__Stated exercise A__: According to the passage on BICS and CALP, what does the "Silent Period" refer to?
__Stated exercise B__: Translate this sentence from the passage on BICS and CALP into Spanish: "BICS, however, is NOT a prerequisite to CALP."
__Stated exercise C__: Write the next part of the passage on BICS and CALP, picking up after its final sentence.

__Selected text__:
--- Begin ---

26.  What is the length of time necessary for students to learn BICS (Basic Interpersonal Communication Skills) and CALP (Cognitive Academic Language Proficiency)? What is the length of time for the "Silent Period"?

Basic Interpersonal Communication Skills (the language of social interactions, the survival language of everyday common conversations, the language to show respect, to express social rankings and politeness , the non-verbal language of the culture, etc.) need to be learned throughout our entire lives!!! The Cognitive-Academic Language of the content areas needs to be mastered and updated throughout our entire lives as new discoveries, new processes, new happenings continue to expand this type of language through time.

BICS, however, is NOT a prerequisite to CALP. Both types of language need to be mastered to function successfully in a new language and a new culture, just like L1-BICS and L1-CALP need to be mastered to function successfully within the L1 culture and primary language.

BICS and CALP must be taught by both, English-As-A-Second Language (ESL)/English Language Development (ELD) teachers, and content area teachers in Specially Designed Academic Instruction in English (SDAIE) classes. Both teachers must cooperate in planning their lessons. For example, the SDAIE teacher may give to the ESL/ELD teacher a list of the most frequently used commands and routines in the content area classes. The ESL/ELD teacher may wish to introduce this BICS language in (h)is/er first few lessons. Similarly, the SDAIE teacher may provide for the ESL/ELD teacher the necessary visuals and vocabulary to prepare students for the CALP language needed to succeed in the content area classes.

Both teachers, the ESL/ELD and the SDAIE teachers, in their respective classrooms may model and demonstrate both BICS and CALP throughout their lessons. Both teachers are responsible for developing in ALL students both types of language –BICS and CALP.

The "Silent Period" refers to the time that any student, but especially ELL’s, spend in the Pre-Production stage of language acquisition. During the Silent Period, the student has not developed enough active vocabulary and oral language to participate verbally in the lesson. The student understands, passively understands, what the teacher is saying, especially if the teacher provides for active learning opportunities where students can PERFORM a non-verbal action to demonstrate understanding.

--- End ---

__Information given__:
--- Begin ---

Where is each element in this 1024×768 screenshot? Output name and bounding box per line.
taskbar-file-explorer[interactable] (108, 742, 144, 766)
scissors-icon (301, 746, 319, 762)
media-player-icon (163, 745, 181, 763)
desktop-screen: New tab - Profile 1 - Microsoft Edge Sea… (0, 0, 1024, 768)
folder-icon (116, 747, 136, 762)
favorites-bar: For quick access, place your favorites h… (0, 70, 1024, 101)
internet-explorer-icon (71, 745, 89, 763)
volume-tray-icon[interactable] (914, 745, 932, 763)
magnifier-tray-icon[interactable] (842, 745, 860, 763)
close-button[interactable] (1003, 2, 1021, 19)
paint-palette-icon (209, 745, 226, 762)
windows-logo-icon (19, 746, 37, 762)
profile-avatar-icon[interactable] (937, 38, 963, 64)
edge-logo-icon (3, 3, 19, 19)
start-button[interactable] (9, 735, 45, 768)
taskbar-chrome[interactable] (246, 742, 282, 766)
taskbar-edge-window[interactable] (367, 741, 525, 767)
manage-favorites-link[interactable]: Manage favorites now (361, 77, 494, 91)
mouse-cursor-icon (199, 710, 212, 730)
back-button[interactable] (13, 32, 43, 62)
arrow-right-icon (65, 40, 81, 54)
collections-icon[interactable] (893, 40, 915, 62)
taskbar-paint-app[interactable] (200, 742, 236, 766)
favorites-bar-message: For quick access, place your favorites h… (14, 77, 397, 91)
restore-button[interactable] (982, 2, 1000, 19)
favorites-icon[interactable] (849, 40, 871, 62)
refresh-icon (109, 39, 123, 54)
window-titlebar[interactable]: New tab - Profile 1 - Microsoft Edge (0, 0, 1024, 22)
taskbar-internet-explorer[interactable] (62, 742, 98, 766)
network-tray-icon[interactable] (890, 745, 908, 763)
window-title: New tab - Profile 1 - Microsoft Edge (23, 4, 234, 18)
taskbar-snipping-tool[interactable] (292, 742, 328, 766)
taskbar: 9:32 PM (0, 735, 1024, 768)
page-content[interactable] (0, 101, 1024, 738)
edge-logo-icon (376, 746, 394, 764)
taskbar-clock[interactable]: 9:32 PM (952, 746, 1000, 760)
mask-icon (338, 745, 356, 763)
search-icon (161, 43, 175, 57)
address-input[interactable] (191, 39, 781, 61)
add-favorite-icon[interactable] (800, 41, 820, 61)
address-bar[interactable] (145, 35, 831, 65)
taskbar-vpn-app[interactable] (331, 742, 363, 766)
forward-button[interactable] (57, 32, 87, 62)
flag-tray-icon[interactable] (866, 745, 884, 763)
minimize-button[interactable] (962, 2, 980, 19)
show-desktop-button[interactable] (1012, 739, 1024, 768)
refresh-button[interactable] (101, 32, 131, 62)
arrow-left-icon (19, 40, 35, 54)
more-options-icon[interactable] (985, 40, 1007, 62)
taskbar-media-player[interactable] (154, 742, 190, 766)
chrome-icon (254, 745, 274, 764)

--- End ---
--- Begin ---

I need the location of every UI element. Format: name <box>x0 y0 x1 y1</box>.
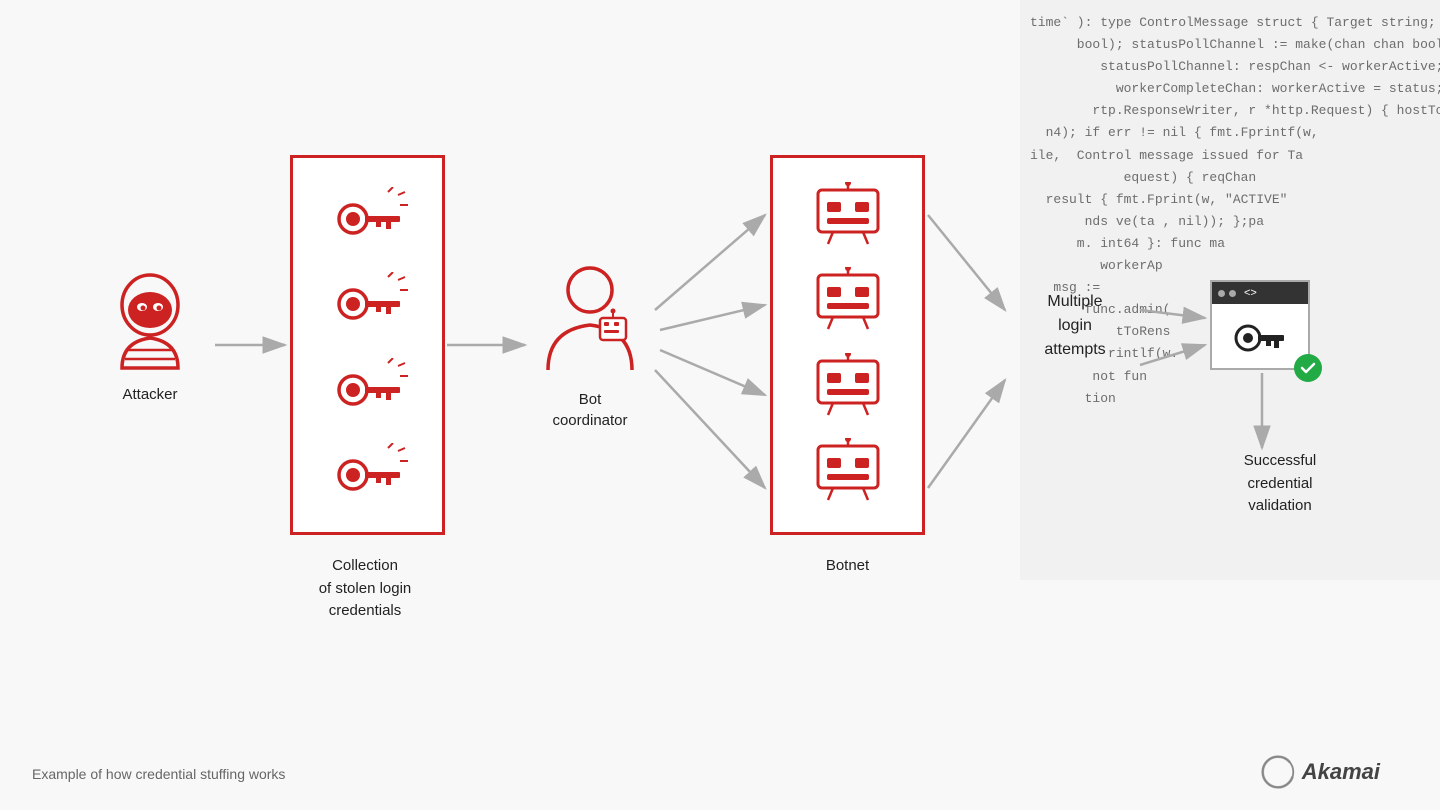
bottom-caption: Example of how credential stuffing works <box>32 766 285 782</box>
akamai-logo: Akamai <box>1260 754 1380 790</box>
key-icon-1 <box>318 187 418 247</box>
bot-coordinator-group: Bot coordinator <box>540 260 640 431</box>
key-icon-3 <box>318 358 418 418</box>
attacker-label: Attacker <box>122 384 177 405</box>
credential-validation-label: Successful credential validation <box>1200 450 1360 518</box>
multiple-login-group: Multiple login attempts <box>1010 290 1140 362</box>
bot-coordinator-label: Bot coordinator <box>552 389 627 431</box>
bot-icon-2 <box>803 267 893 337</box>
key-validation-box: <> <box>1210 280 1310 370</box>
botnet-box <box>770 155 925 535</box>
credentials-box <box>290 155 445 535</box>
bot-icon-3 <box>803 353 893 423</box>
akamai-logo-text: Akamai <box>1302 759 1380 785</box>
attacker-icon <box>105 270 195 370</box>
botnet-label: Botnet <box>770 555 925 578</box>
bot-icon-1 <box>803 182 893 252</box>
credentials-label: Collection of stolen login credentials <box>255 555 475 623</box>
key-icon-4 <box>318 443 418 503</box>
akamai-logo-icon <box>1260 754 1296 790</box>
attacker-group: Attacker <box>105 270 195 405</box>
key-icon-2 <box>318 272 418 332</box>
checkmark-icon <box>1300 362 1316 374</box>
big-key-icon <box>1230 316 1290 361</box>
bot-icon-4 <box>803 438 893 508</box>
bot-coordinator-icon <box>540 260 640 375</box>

--- End ---

__Final answer A__: It refers to the time that any student, but especially ELLs, spend in the Pre-Production stage of language acquisition.

__Final answer B__: Sin embargo, BICS NO es un requisito previo para CALP.

__Final answer C__:
All students, but especially ELL’s, revert to the "Silent Period" every time a new concept (CALP) is introduced and the student has not mastered the language to function verbally throughout the lesson.

How long is the "Silent Period"? NOT VERY LONG if the teacher plans instructional activities that, FIRST, allow students to demonstrate understanding through non-verbal actions. With successful participation through actions, ALL students, but especially ELL’s, build confidence in their newly acquired understanding and begin to participate actively, responding with one-word answers or simple phrases and very short sentences. For that lesson, for that topic or concept, the Silent Period has ended. But it will re-occur the following day if a new concept is presented by the teacher.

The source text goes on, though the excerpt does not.